── Provided information
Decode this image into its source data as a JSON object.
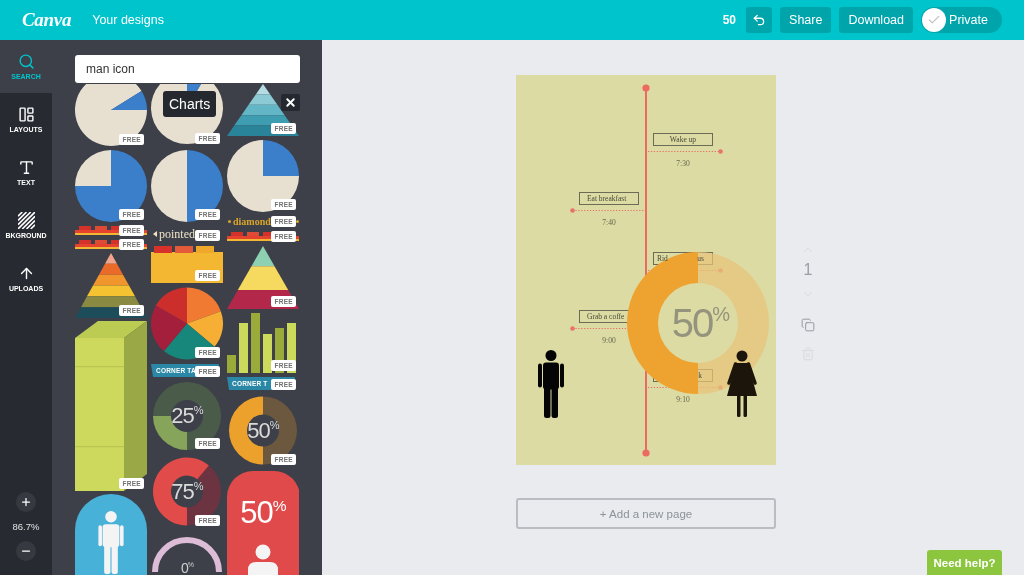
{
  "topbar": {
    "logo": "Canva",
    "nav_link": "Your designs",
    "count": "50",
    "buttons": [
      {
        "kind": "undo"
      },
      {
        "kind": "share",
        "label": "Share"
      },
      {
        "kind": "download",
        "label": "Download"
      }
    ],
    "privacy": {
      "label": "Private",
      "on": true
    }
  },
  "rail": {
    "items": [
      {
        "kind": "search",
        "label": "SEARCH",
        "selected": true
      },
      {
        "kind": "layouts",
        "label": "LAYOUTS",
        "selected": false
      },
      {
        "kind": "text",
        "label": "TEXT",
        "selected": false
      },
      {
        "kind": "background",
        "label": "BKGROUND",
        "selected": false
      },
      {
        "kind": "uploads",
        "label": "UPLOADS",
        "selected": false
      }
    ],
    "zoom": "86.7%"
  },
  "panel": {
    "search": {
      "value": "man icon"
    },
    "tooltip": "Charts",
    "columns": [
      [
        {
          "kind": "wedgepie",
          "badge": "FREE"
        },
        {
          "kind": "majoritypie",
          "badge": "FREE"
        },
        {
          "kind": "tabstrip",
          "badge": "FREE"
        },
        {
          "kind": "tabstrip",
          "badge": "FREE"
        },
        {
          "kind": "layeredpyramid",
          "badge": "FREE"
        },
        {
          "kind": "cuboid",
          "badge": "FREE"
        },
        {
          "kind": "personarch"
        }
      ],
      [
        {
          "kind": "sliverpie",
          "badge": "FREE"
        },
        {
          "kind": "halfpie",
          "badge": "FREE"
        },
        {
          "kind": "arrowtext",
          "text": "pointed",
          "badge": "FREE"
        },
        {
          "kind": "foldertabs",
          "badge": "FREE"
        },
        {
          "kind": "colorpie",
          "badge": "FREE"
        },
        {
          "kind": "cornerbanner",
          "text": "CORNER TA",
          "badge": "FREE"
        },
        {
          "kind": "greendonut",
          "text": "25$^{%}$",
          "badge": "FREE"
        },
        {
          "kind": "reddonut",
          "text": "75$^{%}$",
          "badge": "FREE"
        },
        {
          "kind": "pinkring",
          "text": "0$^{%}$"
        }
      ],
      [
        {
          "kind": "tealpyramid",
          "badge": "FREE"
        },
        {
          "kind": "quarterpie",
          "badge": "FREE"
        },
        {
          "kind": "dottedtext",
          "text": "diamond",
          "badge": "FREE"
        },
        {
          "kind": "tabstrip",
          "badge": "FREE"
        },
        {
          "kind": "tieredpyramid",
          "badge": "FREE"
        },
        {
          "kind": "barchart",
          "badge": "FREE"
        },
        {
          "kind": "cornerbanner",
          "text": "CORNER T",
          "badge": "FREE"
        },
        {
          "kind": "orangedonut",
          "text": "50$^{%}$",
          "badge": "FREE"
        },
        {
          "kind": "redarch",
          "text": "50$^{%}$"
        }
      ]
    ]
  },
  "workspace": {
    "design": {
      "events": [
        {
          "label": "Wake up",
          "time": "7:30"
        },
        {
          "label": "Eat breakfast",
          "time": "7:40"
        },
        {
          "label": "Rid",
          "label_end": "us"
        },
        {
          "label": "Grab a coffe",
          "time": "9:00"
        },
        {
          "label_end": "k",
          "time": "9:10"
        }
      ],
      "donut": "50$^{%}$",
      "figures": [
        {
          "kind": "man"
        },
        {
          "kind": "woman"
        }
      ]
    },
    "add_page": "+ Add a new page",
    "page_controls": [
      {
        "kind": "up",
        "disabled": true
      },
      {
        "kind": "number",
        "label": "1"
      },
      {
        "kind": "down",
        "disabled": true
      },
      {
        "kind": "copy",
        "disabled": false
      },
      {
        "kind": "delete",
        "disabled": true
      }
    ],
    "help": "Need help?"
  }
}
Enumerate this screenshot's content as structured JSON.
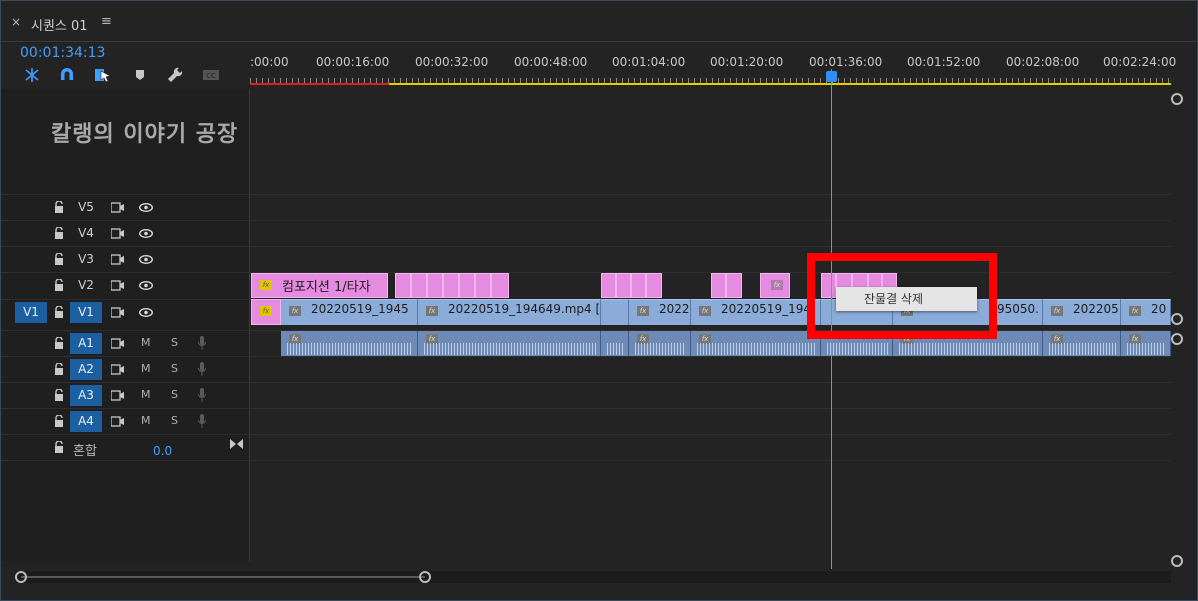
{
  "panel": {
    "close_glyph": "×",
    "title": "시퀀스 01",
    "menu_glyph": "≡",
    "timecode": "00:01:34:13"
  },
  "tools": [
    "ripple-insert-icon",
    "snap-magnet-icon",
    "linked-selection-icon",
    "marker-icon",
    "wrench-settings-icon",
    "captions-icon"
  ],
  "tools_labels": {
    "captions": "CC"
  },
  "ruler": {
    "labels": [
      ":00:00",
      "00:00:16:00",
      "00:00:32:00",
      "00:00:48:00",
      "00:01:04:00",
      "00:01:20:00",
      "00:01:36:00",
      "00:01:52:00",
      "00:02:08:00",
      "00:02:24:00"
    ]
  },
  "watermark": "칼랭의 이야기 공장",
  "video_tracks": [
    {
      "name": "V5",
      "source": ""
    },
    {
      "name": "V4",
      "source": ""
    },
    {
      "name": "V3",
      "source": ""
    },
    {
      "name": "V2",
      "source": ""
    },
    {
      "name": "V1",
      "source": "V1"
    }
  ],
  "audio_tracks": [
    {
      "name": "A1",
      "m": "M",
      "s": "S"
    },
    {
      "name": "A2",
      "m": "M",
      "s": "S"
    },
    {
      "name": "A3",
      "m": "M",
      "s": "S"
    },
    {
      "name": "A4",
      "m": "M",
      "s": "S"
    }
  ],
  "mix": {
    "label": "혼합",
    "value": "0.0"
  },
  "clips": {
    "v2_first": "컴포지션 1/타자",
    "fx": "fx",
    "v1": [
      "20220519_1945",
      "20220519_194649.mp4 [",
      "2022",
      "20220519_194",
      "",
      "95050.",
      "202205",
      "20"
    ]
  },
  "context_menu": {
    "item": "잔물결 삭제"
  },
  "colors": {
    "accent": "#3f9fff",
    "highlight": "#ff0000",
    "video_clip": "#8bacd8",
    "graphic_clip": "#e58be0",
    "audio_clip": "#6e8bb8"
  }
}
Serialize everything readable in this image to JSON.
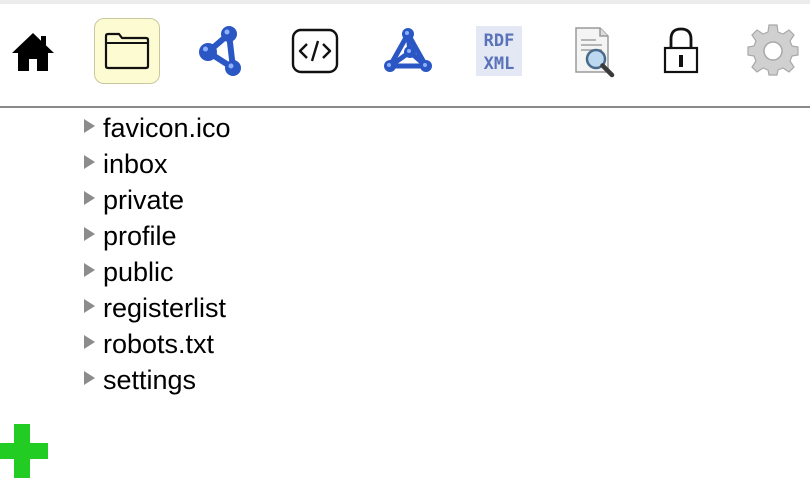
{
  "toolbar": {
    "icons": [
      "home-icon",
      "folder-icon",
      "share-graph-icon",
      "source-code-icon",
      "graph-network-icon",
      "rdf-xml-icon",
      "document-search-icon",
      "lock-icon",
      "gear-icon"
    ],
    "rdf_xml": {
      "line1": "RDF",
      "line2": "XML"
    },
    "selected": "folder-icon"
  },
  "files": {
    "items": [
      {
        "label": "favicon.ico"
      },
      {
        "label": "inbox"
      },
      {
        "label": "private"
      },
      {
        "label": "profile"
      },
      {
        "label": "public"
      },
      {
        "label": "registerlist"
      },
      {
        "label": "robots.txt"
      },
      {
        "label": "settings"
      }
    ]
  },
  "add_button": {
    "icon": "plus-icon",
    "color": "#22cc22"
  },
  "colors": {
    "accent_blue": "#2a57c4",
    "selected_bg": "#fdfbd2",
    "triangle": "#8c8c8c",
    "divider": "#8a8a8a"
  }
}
────
Written problem: Return a copy of every line that includes the word "this".

Task response:
Decode this image into its source data as a JSON object.
Enumerate this screenshot's content as structured JSON.
Serialize everything readable in this image to JSON.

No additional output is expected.